**TASK STATEMENT**
Reproduce the full listing that appears beneath this instruction exactly.

Stored entries:
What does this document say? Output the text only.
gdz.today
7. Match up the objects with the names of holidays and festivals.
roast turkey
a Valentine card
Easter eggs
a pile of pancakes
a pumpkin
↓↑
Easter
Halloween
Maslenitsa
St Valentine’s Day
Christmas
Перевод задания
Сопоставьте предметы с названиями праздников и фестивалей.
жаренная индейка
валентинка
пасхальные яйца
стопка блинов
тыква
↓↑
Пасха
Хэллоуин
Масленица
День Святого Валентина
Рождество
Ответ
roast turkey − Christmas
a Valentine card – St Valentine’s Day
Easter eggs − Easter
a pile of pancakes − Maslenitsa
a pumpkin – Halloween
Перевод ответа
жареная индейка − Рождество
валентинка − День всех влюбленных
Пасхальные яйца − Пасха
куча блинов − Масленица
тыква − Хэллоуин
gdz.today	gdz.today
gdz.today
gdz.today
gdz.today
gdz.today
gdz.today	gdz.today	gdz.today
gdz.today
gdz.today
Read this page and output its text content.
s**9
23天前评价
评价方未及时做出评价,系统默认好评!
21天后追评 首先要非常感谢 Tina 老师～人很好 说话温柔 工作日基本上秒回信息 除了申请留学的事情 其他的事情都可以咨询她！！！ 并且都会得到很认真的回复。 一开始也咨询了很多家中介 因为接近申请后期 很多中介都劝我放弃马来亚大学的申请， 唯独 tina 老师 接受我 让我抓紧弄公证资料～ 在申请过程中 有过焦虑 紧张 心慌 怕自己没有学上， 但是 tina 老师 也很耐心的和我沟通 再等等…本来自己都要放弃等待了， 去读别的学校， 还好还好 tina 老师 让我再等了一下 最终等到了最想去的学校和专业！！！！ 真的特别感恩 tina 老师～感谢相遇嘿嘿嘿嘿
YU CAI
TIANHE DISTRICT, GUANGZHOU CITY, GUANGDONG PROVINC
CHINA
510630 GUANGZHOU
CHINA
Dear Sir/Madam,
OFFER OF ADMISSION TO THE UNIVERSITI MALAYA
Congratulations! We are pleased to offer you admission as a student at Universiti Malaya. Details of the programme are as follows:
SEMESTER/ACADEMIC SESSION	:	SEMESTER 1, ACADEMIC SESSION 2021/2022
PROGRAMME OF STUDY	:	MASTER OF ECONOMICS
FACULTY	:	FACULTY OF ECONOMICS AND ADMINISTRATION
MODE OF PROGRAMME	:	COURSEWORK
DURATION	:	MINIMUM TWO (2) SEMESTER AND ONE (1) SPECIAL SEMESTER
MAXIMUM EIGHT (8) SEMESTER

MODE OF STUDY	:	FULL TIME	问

**RESPONSE**
What does this document say? Output the text only.
gdz.today
7. Match up the objects with the names of holidays and festivals.
roast turkey
a Valentine card
Easter eggs
a pile of pancakes
a pumpkin
↓↑
Easter
Halloween
Maslenitsa
St Valentine’s Day
Christmas
Перевод задания
Сопоставьте предметы с названиями праздников и фестивалей.
жаренная индейка
валентинка
пасхальные яйца
стопка блинов
тыква
↓↑
Пасха
Хэллоуин
Масленица
День Святого Валентина
Рождество
Ответ
roast turkey − Christmas
a Valentine card – St Valentine’s Day
Easter eggs − Easter
a pile of pancakes − Maslenitsa
a pumpkin – Halloween
Перевод ответа
жареная индейка − Рождество
валентинка − День всех влюбленных
Пасхальные яйца − Пасха
куча блинов − Масленица
тыква − Хэллоуин
gdz.today	gdz.today
gdz.today
gdz.today
gdz.today
gdz.today
gdz.today	gdz.today	gdz.today
gdz.today
gdz.today
Read this page and output its text content.
s**9
23天前评价
评价方未及时做出评价,系统默认好评!
21天后追评 首先要非常感谢 Tina 老师～人很好 说话温柔 工作日基本上秒回信息 除了申请留学的事情 其他的事情都可以咨询她！！！ 并且都会得到很认真的回复。 一开始也咨询了很多家中介 因为接近申请后期 很多中介都劝我放弃马来亚大学的申请， 唯独 tina 老师 接受我 让我抓紧弄公证资料～ 在申请过程中 有过焦虑 紧张 心慌 怕自己没有学上， 但是 tina 老师 也很耐心的和我沟通 再等等…本来自己都要放弃等待了， 去读别的学校， 还好还好 tina 老师 让我再等了一下 最终等到了最想去的学校和专业！！！！ 真的特别感恩 tina 老师～感谢相遇嘿嘿嘿嘿
YU CAI
TIANHE DISTRICT, GUANGZHOU CITY, GUANGDONG PROVINC
CHINA
510630 GUANGZHOU
CHINA
Dear Sir/Madam,
OFFER OF ADMISSION TO THE UNIVERSITI MALAYA
Congratulations! We are pleased to offer you admission as a student at Universiti Malaya. Details of the programme are as follows:
SEMESTER/ACADEMIC SESSION	:	SEMESTER 1, ACADEMIC SESSION 2021/2022
PROGRAMME OF STUDY	:	MASTER OF ECONOMICS
FACULTY	:	FACULTY OF ECONOMICS AND ADMINISTRATION
MODE OF PROGRAMME	:	COURSEWORK
DURATION	:	MINIMUM TWO (2) SEMESTER AND ONE (1) SPECIAL SEMESTER
MAXIMUM EIGHT (8) SEMESTER

MODE OF STUDY	:	FULL TIME	问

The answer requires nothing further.